* Your instructions *
Gather up every line that includes the string "Einstellungen".
═════ Records provided ═════
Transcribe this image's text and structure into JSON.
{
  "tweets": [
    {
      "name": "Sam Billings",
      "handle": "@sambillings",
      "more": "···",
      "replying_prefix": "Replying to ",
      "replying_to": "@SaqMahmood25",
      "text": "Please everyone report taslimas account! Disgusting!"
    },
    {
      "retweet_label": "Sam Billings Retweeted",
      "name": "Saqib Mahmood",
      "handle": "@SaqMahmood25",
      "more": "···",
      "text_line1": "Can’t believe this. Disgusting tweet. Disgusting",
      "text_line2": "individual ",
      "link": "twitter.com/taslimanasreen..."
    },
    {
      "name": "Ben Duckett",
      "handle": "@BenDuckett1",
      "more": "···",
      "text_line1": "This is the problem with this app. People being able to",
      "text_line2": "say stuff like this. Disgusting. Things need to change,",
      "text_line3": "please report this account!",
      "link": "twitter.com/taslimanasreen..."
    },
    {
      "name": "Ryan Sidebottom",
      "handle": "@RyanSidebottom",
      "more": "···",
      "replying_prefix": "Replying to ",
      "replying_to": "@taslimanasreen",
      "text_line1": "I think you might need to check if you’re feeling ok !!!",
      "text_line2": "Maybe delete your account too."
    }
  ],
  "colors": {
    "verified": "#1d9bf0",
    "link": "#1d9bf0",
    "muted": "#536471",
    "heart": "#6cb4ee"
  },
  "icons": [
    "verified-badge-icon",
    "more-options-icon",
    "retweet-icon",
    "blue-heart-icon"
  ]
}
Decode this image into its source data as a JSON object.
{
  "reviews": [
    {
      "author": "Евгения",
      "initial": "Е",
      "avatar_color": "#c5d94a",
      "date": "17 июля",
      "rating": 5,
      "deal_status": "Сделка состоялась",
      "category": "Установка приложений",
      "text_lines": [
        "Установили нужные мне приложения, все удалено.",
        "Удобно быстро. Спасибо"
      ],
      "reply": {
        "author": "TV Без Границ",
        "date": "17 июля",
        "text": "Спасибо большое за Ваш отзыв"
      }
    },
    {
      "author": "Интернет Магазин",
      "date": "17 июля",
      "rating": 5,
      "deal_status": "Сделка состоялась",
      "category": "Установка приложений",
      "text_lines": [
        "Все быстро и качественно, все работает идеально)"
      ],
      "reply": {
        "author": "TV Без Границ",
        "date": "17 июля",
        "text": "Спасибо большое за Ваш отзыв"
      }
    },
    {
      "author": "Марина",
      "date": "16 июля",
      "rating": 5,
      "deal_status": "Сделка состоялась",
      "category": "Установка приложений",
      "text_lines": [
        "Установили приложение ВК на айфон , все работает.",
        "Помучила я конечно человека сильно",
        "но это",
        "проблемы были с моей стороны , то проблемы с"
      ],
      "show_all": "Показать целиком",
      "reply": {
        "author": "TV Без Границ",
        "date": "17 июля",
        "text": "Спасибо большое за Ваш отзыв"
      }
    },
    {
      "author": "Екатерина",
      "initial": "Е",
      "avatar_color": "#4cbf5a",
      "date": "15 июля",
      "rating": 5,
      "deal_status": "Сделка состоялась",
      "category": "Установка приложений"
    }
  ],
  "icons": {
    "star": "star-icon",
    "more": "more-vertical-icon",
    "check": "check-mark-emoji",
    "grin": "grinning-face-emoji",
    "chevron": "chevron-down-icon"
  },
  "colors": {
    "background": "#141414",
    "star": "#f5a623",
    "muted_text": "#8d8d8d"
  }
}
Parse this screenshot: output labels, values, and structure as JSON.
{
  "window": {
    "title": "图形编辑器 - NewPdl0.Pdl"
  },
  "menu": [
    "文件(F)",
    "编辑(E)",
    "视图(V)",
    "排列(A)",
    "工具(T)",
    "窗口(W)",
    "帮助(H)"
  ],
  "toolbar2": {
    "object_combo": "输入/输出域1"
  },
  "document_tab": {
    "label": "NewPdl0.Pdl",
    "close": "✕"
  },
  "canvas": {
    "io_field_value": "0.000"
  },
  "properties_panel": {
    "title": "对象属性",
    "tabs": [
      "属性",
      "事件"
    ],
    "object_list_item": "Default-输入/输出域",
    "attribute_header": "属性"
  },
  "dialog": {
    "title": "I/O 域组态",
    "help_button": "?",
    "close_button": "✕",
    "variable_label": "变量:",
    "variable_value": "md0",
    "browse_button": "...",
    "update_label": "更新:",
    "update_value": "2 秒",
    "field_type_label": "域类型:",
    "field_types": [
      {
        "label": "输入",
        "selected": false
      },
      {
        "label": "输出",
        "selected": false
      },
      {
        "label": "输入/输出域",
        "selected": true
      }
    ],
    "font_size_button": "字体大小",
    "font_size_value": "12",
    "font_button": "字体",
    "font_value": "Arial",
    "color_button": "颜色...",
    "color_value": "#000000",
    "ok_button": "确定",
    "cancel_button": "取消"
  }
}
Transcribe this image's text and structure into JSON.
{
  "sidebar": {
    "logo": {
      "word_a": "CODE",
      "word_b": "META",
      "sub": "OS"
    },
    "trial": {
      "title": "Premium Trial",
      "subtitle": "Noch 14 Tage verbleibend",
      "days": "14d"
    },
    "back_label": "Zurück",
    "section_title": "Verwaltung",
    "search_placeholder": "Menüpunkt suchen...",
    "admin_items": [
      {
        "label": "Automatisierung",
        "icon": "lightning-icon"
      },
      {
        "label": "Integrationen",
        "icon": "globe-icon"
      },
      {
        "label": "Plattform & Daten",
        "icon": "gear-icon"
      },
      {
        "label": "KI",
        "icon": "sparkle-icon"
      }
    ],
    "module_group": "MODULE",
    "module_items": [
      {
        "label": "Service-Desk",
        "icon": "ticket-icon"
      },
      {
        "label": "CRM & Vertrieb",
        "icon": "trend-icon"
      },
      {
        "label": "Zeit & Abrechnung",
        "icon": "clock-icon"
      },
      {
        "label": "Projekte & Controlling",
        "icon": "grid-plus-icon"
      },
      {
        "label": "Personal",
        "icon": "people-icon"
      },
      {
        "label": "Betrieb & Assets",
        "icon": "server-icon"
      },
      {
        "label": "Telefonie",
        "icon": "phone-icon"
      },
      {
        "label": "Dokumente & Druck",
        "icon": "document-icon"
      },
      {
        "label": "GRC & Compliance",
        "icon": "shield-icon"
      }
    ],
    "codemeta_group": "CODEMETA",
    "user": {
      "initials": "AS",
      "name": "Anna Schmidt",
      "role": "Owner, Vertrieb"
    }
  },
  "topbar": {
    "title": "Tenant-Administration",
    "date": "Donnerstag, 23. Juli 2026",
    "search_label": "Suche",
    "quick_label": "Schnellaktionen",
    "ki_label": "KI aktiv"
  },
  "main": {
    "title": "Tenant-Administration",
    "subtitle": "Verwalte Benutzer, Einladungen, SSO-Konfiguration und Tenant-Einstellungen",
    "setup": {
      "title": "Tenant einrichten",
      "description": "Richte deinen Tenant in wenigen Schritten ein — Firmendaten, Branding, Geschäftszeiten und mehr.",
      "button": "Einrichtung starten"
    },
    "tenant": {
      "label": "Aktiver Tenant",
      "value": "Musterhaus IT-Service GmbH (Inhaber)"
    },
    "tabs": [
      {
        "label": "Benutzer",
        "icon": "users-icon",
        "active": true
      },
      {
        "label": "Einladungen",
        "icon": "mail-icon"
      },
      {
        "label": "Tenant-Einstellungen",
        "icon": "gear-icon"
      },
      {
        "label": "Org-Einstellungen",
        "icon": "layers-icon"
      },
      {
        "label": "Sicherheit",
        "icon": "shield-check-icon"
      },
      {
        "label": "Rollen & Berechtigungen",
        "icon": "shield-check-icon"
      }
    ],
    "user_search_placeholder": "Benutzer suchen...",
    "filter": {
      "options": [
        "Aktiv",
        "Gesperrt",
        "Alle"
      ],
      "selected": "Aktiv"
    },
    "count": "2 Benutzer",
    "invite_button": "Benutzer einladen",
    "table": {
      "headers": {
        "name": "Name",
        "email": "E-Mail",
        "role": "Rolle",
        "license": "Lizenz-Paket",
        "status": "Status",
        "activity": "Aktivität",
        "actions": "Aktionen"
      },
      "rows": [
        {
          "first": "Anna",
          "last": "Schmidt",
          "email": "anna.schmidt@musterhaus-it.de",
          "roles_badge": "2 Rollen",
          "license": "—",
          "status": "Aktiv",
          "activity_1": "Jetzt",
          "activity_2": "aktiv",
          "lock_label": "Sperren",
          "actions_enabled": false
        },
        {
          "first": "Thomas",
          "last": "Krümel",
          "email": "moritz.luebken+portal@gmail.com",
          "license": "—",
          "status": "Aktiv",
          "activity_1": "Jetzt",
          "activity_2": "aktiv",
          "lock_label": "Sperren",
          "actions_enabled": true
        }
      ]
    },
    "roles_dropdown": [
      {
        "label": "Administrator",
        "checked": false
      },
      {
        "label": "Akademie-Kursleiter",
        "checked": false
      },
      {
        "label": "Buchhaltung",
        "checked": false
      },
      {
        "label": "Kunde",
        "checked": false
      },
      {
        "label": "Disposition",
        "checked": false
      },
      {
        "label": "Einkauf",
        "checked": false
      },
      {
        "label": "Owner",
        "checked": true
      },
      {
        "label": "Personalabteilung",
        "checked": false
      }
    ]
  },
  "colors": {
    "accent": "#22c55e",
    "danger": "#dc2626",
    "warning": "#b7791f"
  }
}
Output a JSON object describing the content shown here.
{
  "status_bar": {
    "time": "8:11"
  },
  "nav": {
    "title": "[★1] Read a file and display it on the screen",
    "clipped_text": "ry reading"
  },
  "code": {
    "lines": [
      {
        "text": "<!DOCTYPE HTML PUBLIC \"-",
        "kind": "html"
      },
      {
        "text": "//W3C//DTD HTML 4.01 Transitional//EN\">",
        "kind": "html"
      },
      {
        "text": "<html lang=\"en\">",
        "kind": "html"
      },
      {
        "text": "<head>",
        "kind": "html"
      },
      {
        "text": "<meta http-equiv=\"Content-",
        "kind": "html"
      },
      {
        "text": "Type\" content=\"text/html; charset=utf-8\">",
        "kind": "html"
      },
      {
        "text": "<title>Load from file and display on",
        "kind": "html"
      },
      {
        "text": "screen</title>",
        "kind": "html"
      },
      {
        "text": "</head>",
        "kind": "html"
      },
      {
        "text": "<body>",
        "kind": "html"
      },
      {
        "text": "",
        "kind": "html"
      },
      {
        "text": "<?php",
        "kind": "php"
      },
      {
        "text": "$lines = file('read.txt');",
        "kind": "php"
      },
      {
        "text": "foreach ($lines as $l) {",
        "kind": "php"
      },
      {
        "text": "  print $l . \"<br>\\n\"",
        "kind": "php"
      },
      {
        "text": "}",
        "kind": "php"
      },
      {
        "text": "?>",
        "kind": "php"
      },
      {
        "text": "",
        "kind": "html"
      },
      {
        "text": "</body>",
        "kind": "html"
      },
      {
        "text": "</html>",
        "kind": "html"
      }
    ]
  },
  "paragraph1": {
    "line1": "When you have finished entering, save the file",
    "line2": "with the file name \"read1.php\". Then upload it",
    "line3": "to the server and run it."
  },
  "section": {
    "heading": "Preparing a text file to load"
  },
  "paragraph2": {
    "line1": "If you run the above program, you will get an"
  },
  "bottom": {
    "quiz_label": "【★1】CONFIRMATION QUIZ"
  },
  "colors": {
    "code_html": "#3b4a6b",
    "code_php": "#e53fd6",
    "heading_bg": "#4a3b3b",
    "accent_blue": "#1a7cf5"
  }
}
═════
* Answer to this exercise *
    "subtitle": "Verwalte Benutzer, Einladungen, SSO-Konfiguration und Tenant-Einstellungen",
        "label": "Tenant-Einstellungen",
        "label": "Org-Einstellungen",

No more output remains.